Material to process ->

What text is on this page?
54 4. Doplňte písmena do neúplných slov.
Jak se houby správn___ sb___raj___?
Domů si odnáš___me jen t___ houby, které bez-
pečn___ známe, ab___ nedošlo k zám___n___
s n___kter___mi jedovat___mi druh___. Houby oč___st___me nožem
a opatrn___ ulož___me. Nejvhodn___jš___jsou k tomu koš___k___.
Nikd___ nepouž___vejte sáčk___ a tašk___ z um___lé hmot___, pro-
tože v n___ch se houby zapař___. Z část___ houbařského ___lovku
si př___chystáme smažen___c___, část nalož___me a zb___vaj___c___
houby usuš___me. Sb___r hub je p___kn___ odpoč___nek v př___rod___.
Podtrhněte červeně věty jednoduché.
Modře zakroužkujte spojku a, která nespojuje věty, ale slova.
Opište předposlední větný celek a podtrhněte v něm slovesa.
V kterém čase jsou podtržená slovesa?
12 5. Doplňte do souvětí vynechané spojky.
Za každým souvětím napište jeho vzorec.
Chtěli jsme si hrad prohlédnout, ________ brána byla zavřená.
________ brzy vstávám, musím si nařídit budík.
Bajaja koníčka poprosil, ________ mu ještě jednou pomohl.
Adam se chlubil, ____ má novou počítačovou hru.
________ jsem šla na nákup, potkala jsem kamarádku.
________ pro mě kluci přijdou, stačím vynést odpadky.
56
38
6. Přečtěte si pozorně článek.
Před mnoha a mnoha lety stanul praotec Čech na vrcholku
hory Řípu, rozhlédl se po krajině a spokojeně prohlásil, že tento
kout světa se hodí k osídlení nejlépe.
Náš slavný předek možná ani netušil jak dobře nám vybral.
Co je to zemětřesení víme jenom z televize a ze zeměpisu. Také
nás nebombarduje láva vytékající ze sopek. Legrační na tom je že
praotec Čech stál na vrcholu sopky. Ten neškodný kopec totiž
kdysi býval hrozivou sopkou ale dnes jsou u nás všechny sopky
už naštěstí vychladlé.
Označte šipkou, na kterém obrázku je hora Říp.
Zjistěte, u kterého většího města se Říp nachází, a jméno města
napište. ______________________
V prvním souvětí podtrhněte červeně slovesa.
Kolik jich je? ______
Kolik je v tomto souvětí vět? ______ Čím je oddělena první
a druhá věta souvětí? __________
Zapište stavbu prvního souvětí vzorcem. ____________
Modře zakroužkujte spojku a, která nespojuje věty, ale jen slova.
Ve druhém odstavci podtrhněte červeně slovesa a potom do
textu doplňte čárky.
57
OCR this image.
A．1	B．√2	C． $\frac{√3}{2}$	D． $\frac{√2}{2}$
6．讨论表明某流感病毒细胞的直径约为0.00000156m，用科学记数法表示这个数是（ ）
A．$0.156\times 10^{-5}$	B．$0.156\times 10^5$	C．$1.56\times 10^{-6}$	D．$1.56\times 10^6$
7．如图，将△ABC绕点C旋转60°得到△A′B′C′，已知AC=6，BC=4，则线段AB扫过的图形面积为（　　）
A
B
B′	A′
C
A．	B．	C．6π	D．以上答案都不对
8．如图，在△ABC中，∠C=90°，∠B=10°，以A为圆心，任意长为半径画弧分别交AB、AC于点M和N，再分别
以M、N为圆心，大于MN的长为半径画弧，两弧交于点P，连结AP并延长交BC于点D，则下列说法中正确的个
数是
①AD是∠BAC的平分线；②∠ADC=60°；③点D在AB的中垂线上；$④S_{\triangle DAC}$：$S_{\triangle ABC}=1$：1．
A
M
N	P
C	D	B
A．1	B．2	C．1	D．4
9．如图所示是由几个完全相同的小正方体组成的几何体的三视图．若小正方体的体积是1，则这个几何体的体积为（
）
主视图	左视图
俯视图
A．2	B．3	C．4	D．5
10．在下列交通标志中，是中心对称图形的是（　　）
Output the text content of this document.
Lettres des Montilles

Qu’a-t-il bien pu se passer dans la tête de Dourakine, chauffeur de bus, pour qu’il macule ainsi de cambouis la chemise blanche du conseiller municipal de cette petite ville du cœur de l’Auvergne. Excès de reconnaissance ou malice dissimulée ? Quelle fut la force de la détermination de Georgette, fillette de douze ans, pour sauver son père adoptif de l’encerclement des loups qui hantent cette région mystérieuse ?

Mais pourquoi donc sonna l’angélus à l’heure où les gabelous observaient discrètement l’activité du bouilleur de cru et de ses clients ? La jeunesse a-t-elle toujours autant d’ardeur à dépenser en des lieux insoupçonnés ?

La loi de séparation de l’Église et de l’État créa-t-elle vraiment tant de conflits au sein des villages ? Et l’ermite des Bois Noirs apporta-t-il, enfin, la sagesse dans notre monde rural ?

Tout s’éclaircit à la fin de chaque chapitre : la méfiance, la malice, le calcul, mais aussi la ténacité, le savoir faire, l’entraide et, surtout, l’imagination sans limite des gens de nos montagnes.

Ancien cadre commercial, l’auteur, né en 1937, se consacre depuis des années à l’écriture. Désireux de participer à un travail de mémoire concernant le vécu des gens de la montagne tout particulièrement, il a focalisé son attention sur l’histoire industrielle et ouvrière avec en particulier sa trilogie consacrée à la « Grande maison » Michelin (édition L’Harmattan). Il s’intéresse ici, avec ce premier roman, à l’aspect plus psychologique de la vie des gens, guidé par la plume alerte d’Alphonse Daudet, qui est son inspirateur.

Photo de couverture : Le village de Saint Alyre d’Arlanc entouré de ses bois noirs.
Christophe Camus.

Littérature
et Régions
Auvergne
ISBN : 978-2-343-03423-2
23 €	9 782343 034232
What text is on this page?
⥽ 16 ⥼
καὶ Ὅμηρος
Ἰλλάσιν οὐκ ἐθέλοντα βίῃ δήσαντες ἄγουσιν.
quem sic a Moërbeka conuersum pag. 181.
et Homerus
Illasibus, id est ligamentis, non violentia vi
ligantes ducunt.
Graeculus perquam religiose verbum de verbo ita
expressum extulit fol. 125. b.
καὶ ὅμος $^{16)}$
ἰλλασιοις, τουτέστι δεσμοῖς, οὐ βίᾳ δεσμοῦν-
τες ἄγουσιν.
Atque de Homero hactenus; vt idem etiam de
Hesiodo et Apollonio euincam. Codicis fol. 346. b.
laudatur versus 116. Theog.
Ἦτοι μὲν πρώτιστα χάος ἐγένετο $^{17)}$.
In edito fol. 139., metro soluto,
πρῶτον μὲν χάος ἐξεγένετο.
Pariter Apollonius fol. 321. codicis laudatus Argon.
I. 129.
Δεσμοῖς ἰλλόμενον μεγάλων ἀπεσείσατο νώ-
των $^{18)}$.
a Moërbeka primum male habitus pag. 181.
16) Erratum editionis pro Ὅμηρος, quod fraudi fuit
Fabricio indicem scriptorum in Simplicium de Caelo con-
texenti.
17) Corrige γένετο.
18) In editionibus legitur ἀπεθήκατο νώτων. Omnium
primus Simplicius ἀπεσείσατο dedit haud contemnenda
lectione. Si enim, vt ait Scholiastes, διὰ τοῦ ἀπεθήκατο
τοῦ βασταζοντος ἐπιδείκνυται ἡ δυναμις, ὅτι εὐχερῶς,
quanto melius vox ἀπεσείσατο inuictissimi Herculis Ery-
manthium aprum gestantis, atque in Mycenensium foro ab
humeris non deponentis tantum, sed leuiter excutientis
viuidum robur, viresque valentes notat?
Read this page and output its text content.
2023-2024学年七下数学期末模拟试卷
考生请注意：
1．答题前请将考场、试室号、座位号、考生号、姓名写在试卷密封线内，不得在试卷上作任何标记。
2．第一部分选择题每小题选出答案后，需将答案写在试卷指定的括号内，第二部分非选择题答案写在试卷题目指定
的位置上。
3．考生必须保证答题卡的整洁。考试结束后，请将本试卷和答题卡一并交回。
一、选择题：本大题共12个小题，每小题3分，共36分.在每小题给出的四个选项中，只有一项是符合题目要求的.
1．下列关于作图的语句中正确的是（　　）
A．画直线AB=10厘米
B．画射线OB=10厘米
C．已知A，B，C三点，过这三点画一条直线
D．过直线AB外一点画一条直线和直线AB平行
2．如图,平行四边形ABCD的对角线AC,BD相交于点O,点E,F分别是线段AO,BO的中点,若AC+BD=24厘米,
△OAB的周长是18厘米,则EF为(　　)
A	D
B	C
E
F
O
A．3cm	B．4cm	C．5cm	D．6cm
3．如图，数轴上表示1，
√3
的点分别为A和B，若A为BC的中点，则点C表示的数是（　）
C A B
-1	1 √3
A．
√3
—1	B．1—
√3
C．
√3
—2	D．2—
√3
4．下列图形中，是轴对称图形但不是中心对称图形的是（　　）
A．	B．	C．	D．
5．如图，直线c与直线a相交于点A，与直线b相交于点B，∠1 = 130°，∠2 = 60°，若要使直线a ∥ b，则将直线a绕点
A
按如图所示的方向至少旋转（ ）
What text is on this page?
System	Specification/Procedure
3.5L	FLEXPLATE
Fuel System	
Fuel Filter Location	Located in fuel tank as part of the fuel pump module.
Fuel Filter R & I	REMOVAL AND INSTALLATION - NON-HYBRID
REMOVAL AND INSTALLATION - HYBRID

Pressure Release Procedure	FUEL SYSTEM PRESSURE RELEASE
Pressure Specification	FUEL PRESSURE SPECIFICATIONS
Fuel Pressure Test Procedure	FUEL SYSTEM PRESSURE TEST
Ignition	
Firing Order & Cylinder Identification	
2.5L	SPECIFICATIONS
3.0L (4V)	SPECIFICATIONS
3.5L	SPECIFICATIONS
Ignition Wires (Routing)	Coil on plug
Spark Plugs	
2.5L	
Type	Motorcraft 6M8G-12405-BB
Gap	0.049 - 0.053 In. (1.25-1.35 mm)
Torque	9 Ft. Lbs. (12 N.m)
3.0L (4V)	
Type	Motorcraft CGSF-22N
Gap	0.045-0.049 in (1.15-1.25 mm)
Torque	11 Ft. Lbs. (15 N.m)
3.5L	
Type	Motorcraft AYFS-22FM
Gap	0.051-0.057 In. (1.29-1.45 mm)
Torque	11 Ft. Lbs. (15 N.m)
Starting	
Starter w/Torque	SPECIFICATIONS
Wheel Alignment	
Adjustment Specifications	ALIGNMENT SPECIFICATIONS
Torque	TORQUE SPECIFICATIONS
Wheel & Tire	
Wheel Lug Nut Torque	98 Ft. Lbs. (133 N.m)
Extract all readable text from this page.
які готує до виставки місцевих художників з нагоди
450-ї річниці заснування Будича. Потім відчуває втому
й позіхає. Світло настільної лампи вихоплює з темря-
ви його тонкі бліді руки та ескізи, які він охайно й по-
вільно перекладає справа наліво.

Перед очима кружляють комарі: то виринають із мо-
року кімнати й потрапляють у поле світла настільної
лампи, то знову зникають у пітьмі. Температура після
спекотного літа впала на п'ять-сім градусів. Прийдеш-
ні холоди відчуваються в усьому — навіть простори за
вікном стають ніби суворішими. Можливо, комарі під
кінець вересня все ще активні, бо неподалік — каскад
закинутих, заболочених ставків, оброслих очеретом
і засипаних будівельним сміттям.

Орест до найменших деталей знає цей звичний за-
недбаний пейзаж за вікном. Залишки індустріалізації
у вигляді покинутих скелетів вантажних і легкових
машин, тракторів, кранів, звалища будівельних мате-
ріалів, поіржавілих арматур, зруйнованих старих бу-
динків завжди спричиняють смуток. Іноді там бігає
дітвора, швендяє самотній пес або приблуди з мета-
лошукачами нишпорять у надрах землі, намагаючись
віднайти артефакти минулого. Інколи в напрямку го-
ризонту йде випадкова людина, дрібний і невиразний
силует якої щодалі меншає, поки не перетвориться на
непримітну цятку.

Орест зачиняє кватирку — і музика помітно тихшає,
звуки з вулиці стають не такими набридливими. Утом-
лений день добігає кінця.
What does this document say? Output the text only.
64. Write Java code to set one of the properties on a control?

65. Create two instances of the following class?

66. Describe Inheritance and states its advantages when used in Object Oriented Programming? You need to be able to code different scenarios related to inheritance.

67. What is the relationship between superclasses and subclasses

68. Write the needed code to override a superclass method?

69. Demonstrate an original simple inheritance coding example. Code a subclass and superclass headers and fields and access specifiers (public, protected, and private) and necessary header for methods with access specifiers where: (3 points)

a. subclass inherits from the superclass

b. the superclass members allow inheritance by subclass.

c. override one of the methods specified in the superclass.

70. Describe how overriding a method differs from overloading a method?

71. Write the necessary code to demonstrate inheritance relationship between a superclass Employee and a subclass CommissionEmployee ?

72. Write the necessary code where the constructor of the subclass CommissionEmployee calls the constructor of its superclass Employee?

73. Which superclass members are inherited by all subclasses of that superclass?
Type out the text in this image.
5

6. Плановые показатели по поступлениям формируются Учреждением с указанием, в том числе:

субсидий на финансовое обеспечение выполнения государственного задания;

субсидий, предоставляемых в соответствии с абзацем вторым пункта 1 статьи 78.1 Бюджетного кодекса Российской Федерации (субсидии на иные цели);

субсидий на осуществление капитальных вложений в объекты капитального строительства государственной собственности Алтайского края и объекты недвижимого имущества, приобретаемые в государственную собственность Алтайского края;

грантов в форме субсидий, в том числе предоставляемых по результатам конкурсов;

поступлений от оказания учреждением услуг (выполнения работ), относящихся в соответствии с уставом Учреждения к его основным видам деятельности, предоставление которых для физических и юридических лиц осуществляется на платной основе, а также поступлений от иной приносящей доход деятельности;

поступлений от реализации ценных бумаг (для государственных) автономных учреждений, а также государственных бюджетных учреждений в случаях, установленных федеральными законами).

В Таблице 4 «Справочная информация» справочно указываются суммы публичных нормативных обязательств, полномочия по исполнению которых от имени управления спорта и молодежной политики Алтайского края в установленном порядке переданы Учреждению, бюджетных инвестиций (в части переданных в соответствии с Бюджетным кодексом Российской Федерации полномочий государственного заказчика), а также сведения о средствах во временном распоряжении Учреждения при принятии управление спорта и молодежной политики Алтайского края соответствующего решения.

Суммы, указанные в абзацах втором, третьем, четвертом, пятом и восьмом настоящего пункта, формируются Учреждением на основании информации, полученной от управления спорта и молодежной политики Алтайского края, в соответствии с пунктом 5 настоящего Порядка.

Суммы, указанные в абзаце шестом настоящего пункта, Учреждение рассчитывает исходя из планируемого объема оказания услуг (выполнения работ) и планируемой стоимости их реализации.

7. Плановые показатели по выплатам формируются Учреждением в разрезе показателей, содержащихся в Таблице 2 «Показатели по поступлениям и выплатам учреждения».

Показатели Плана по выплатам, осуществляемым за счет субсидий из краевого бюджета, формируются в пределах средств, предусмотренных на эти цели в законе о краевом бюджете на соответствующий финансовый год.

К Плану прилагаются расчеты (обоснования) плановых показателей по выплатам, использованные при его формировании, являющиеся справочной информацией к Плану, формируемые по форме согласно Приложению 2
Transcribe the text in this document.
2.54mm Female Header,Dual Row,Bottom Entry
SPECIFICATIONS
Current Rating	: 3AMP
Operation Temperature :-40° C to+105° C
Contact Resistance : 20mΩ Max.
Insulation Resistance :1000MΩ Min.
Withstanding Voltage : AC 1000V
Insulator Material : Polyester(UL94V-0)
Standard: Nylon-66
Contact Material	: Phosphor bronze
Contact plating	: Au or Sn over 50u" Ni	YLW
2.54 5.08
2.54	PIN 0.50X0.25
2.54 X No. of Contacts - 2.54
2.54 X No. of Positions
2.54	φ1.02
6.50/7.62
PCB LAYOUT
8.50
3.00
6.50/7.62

Problem details ->
All lines above containing the string "комарі" are to be collected.

Full answer ->
Перед очима кружляють комарі: то виринають із мо-
вікном стають ніби суворішими. Можливо, комарі під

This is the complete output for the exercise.